Every line below must be reproduced exactly. Copy them all.

(Extracted data entries)
--*--

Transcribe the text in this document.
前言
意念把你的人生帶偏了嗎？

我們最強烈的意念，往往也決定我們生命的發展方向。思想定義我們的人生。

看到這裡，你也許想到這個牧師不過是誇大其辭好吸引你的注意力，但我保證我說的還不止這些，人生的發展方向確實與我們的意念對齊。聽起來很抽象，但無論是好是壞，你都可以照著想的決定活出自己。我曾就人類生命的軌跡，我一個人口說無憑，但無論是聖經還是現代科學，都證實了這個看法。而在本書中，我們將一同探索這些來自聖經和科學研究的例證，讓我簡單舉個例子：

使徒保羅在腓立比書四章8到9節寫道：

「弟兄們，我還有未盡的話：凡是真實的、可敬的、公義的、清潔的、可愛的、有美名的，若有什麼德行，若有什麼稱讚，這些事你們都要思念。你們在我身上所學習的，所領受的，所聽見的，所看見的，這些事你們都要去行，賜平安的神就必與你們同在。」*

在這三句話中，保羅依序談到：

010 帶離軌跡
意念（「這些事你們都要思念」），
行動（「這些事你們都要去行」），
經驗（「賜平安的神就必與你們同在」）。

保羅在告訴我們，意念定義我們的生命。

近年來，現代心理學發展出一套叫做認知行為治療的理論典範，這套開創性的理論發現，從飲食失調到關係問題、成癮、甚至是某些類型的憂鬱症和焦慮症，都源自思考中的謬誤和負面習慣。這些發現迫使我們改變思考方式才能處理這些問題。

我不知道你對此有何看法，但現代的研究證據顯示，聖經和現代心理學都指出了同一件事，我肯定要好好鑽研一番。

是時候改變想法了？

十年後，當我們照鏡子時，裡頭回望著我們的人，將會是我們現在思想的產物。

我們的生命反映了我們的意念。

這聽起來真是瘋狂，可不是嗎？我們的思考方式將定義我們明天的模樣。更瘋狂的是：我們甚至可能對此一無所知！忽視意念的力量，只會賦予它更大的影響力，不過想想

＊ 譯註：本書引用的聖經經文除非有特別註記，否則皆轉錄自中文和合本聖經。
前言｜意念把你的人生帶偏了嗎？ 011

--*--

> [Problem solution]
Transcribe the text in this document.
前言
意念把你的人生帶偏了嗎？

我們最強烈的意念，往往也決定我們生命的發展方向。思想定義我們的人生。

看到這裡，你也許想到這個牧師不過是誇大其辭好吸引你的注意力，但我保證我說的還不止這些，人生的發展方向確實與我們的意念對齊。聽起來很抽象，但無論是好是壞，你都可以照著想的決定活出自己。我曾就人類生命的軌跡，我一個人口說無憑，但無論是聖經還是現代科學，都證實了這個看法。而在本書中，我們將一同探索這些來自聖經和科學研究的例證，讓我簡單舉個例子：

使徒保羅在腓立比書四章8到9節寫道：

「弟兄們，我還有未盡的話：凡是真實的、可敬的、公義的、清潔的、可愛的、有美名的，若有什麼德行，若有什麼稱讚，這些事你們都要思念。你們在我身上所學習的，所領受的，所聽見的，所看見的，這些事你們都要去行，賜平安的神就必與你們同在。」*

在這三句話中，保羅依序談到：

010 帶離軌跡
意念（「這些事你們都要思念」），
行動（「這些事你們都要去行」），
經驗（「賜平安的神就必與你們同在」）。

保羅在告訴我們，意念定義我們的生命。

近年來，現代心理學發展出一套叫做認知行為治療的理論典範，這套開創性的理論發現，從飲食失調到關係問題、成癮、甚至是某些類型的憂鬱症和焦慮症，都源自思考中的謬誤和負面習慣。這些發現迫使我們改變思考方式才能處理這些問題。

我不知道你對此有何看法，但現代的研究證據顯示，聖經和現代心理學都指出了同一件事，我肯定要好好鑽研一番。

是時候改變想法了？

十年後，當我們照鏡子時，裡頭回望著我們的人，將會是我們現在思想的產物。

我們的生命反映了我們的意念。

這聽起來真是瘋狂，可不是嗎？我們的思考方式將定義我們明天的模樣。更瘋狂的是：我們甚至可能對此一無所知！忽視意念的力量，只會賦予它更大的影響力，不過想想

＊ 譯註：本書引用的聖經經文除非有特別註記，否則皆轉錄自中文和合本聖經。
前言｜意念把你的人生帶偏了嗎？ 011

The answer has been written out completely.